►

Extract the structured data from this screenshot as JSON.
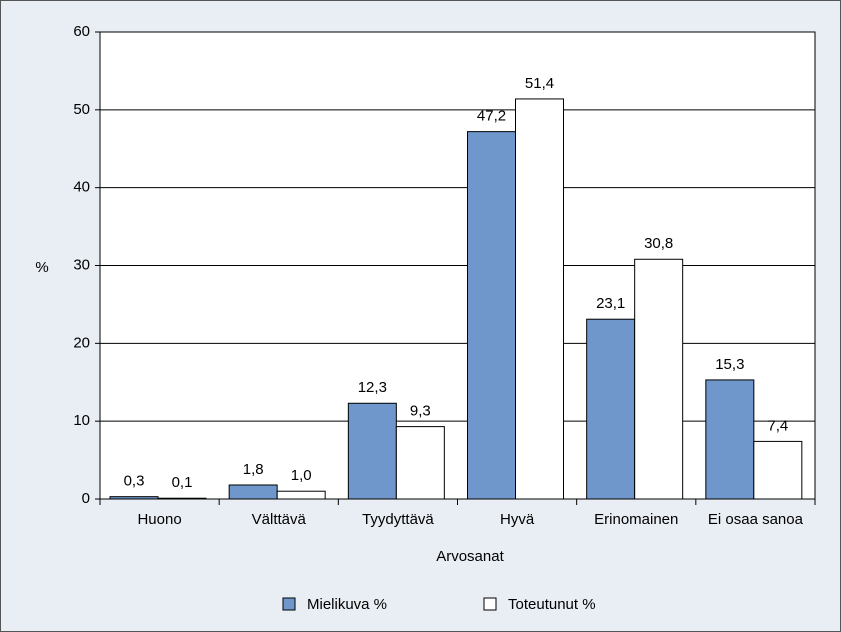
{
  "chart_data": {
    "type": "bar",
    "x_label": "Arvosanat",
    "y_label": "%",
    "categories": [
      "Huono",
      "Välttävä",
      "Tyydyttävä",
      "Hyvä",
      "Erinomainen",
      "Ei osaa sanoa"
    ],
    "series": [
      {
        "name": "Mielikuva %",
        "color": "#7097cb",
        "values": [
          0.3,
          1.8,
          12.3,
          47.2,
          23.1,
          15.3
        ],
        "value_labels": [
          "0,3",
          "1,8",
          "12,3",
          "47,2",
          "23,1",
          "15,3"
        ]
      },
      {
        "name": "Toteutunut %",
        "color": "#ffffff",
        "values": [
          0.1,
          1.0,
          9.3,
          51.4,
          30.8,
          7.4
        ],
        "value_labels": [
          "0,1",
          "1,0",
          "9,3",
          "51,4",
          "30,8",
          "7,4"
        ]
      }
    ],
    "ylim": [
      0,
      60
    ],
    "yticks": [
      0,
      10,
      20,
      30,
      40,
      50,
      60
    ],
    "grid": true
  }
}
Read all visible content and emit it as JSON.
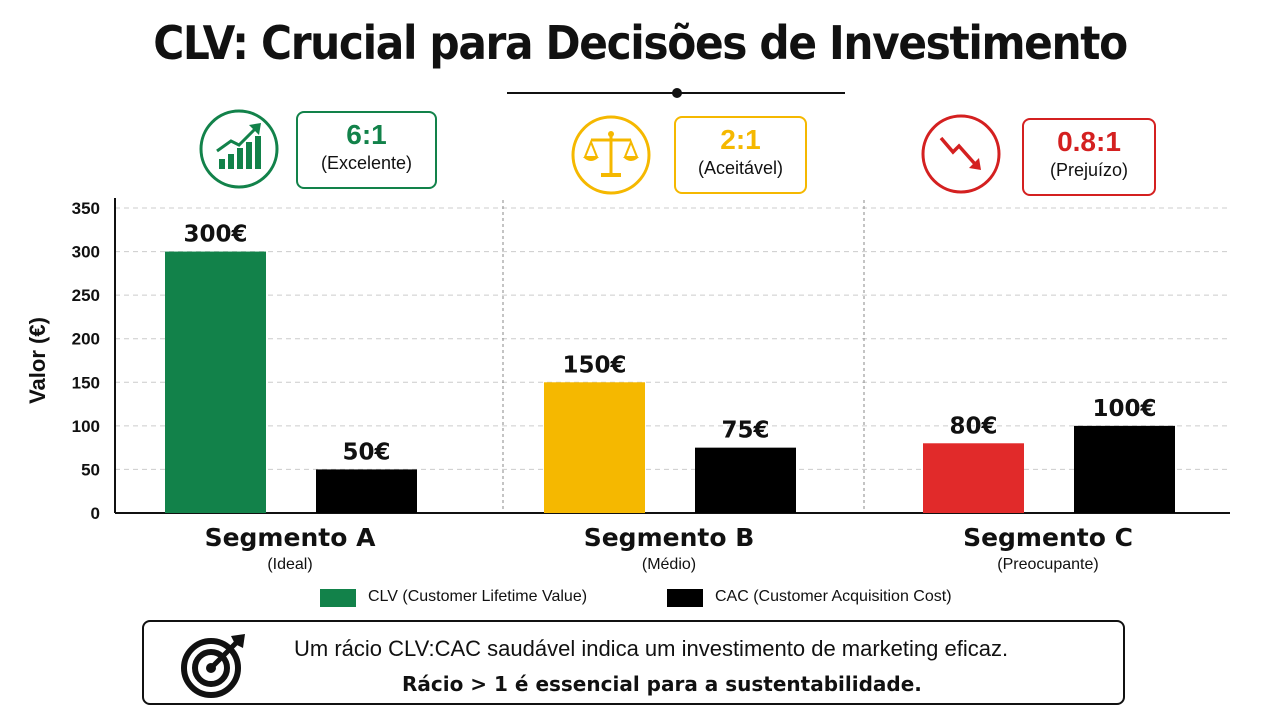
{
  "title": "CLV: Crucial para Decisões de Investimento",
  "colors": {
    "green": "#12824a",
    "yellow": "#f5b800",
    "red": "#e12a2a",
    "black": "#000000",
    "grid": "#cccccc"
  },
  "ratios": [
    {
      "ratio": "6:1",
      "label": "(Excelente)",
      "icon": "growth-chart-icon",
      "color": "#12824a"
    },
    {
      "ratio": "2:1",
      "label": "(Aceitável)",
      "icon": "balance-scale-icon",
      "color": "#f5b800"
    },
    {
      "ratio": "0.8:1",
      "label": "(Prejuízo)",
      "icon": "decline-arrow-icon",
      "color": "#d42020"
    }
  ],
  "chart_data": {
    "type": "bar",
    "ylabel": "Valor (€)",
    "xlabel": "",
    "ylim": [
      0,
      350
    ],
    "yticks": [
      0,
      50,
      100,
      150,
      200,
      250,
      300,
      350
    ],
    "grid": true,
    "categories": [
      "Segmento A",
      "Segmento B",
      "Segmento C"
    ],
    "category_subtitles": [
      "(Ideal)",
      "(Médio)",
      "(Preocupante)"
    ],
    "series": [
      {
        "name": "CLV (Customer Lifetime Value)",
        "values": [
          300,
          150,
          80
        ],
        "labels": [
          "300€",
          "150€",
          "80€"
        ],
        "colors": [
          "#12824a",
          "#f5b800",
          "#e12a2a"
        ]
      },
      {
        "name": "CAC (Customer Acquisition Cost)",
        "values": [
          50,
          75,
          100
        ],
        "labels": [
          "50€",
          "75€",
          "100€"
        ],
        "colors": [
          "#000000",
          "#000000",
          "#000000"
        ]
      }
    ]
  },
  "legend": {
    "clv": "CLV (Customer Lifetime Value)",
    "cac": "CAC (Customer Acquisition Cost)"
  },
  "footer": {
    "line1": "Um rácio CLV:CAC saudável indica um investimento de marketing eficaz.",
    "line2": "Rácio > 1 é essencial para a sustentabilidade.",
    "icon": "target-icon"
  }
}
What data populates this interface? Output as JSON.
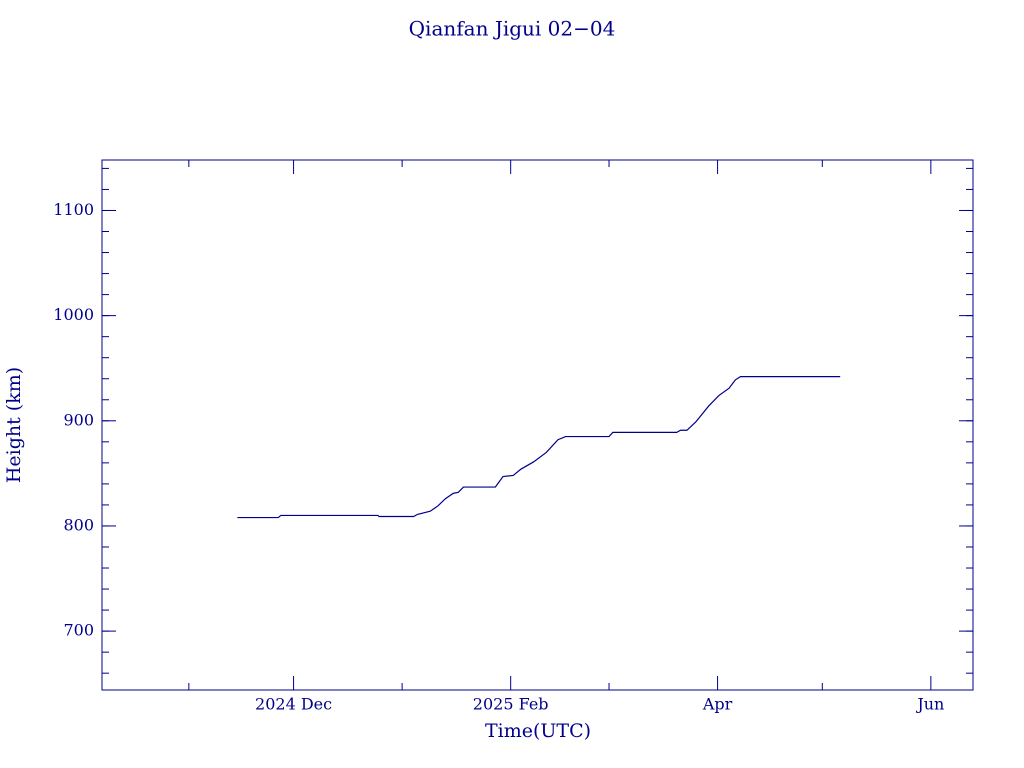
{
  "chart_data": {
    "type": "line",
    "title": "Qianfan Jigui 02−04",
    "xlabel": "Time(UTC)",
    "ylabel": "Height (km)",
    "color": "#00008b",
    "x": [
      2024.871,
      2024.903,
      2024.905,
      2024.981,
      2024.982,
      2025.009,
      2025.012,
      2025.022,
      2025.028,
      2025.034,
      2025.04,
      2025.044,
      2025.048,
      2025.073,
      2025.079,
      2025.087,
      2025.093,
      2025.103,
      2025.113,
      2025.122,
      2025.128,
      2025.162,
      2025.165,
      2025.215,
      2025.218,
      2025.223,
      2025.23,
      2025.24,
      2025.248,
      2025.256,
      2025.261,
      2025.265,
      2025.343
    ],
    "series": [
      {
        "name": "Height",
        "color": "#00008b",
        "values": [
          808,
          808,
          810,
          810,
          809,
          809,
          811,
          814,
          819,
          826,
          831,
          832,
          837,
          837,
          847,
          848,
          854,
          861,
          870,
          882,
          885,
          885,
          889,
          889,
          891,
          891,
          899,
          914,
          924,
          931,
          939,
          942,
          942
        ]
      }
    ],
    "xlim": [
      2024.765,
      2025.447
    ],
    "xticks": [
      {
        "value": 2024.915,
        "label": "2024 Dec"
      },
      {
        "value": 2025.085,
        "label": "2025 Feb"
      },
      {
        "value": 2025.247,
        "label": "Apr"
      },
      {
        "value": 2025.414,
        "label": "Jun"
      }
    ],
    "xminorticks": [
      2024.833,
      2025.0,
      2025.162,
      2025.329
    ],
    "ylim": [
      644,
      1148
    ],
    "yticks": [
      700,
      800,
      900,
      1000,
      1100
    ]
  }
}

◄

◆ **WHAT NEEDS TO BE DONE**
Write out the records above once more, word for word, with no pictures.

◆ **WRITTEN REPLY**
Extract the structured data from this screenshot as JSON.
{
  "chart_data": {
    "type": "bar",
    "x_label": "Arvosanat",
    "y_label": "%",
    "categories": [
      "Huono",
      "Välttävä",
      "Tyydyttävä",
      "Hyvä",
      "Erinomainen",
      "Ei osaa sanoa"
    ],
    "series": [
      {
        "name": "Mielikuva %",
        "color": "#7097cb",
        "values": [
          0.3,
          1.8,
          12.3,
          47.2,
          23.1,
          15.3
        ],
        "value_labels": [
          "0,3",
          "1,8",
          "12,3",
          "47,2",
          "23,1",
          "15,3"
        ]
      },
      {
        "name": "Toteutunut %",
        "color": "#ffffff",
        "values": [
          0.1,
          1.0,
          9.3,
          51.4,
          30.8,
          7.4
        ],
        "value_labels": [
          "0,1",
          "1,0",
          "9,3",
          "51,4",
          "30,8",
          "7,4"
        ]
      }
    ],
    "ylim": [
      0,
      60
    ],
    "yticks": [
      0,
      10,
      20,
      30,
      40,
      50,
      60
    ],
    "grid": true
  }
}
Read all visible content and emit it as JSON.
{
  "title": "CLV: Crucial para Decisões de Investimento",
  "colors": {
    "green": "#12824a",
    "yellow": "#f5b800",
    "red": "#e12a2a",
    "black": "#000000",
    "grid": "#cccccc"
  },
  "ratios": [
    {
      "ratio": "6:1",
      "label": "(Excelente)",
      "icon": "growth-chart-icon",
      "color": "#12824a"
    },
    {
      "ratio": "2:1",
      "label": "(Aceitável)",
      "icon": "balance-scale-icon",
      "color": "#f5b800"
    },
    {
      "ratio": "0.8:1",
      "label": "(Prejuízo)",
      "icon": "decline-arrow-icon",
      "color": "#d42020"
    }
  ],
  "chart_data": {
    "type": "bar",
    "ylabel": "Valor (€)",
    "xlabel": "",
    "ylim": [
      0,
      350
    ],
    "yticks": [
      0,
      50,
      100,
      150,
      200,
      250,
      300,
      350
    ],
    "grid": true,
    "categories": [
      "Segmento A",
      "Segmento B",
      "Segmento C"
    ],
    "category_subtitles": [
      "(Ideal)",
      "(Médio)",
      "(Preocupante)"
    ],
    "series": [
      {
        "name": "CLV (Customer Lifetime Value)",
        "values": [
          300,
          150,
          80
        ],
        "labels": [
          "300€",
          "150€",
          "80€"
        ],
        "colors": [
          "#12824a",
          "#f5b800",
          "#e12a2a"
        ]
      },
      {
        "name": "CAC (Customer Acquisition Cost)",
        "values": [
          50,
          75,
          100
        ],
        "labels": [
          "50€",
          "75€",
          "100€"
        ],
        "colors": [
          "#000000",
          "#000000",
          "#000000"
        ]
      }
    ]
  },
  "legend": {
    "clv": "CLV (Customer Lifetime Value)",
    "cac": "CAC (Customer Acquisition Cost)"
  },
  "footer": {
    "line1": "Um rácio CLV:CAC saudável indica um investimento de marketing eficaz.",
    "line2": "Rácio > 1 é essencial para a sustentabilidade.",
    "icon": "target-icon"
  }
}
What data populates this interface? Output as JSON.
{
  "chart_data": {
    "type": "line",
    "title": "Qianfan Jigui 02−04",
    "xlabel": "Time(UTC)",
    "ylabel": "Height (km)",
    "color": "#00008b",
    "x": [
      2024.871,
      2024.903,
      2024.905,
      2024.981,
      2024.982,
      2025.009,
      2025.012,
      2025.022,
      2025.028,
      2025.034,
      2025.04,
      2025.044,
      2025.048,
      2025.073,
      2025.079,
      2025.087,
      2025.093,
      2025.103,
      2025.113,
      2025.122,
      2025.128,
      2025.162,
      2025.165,
      2025.215,
      2025.218,
      2025.223,
      2025.23,
      2025.24,
      2025.248,
      2025.256,
      2025.261,
      2025.265,
      2025.343
    ],
    "series": [
      {
        "name": "Height",
        "color": "#00008b",
        "values": [
          808,
          808,
          810,
          810,
          809,
          809,
          811,
          814,
          819,
          826,
          831,
          832,
          837,
          837,
          847,
          848,
          854,
          861,
          870,
          882,
          885,
          885,
          889,
          889,
          891,
          891,
          899,
          914,
          924,
          931,
          939,
          942,
          942
        ]
      }
    ],
    "xlim": [
      2024.765,
      2025.447
    ],
    "xticks": [
      {
        "value": 2024.915,
        "label": "2024 Dec"
      },
      {
        "value": 2025.085,
        "label": "2025 Feb"
      },
      {
        "value": 2025.247,
        "label": "Apr"
      },
      {
        "value": 2025.414,
        "label": "Jun"
      }
    ],
    "xminorticks": [
      2024.833,
      2025.0,
      2025.162,
      2025.329
    ],
    "ylim": [
      644,
      1148
    ],
    "yticks": [
      700,
      800,
      900,
      1000,
      1100
    ]
  }
}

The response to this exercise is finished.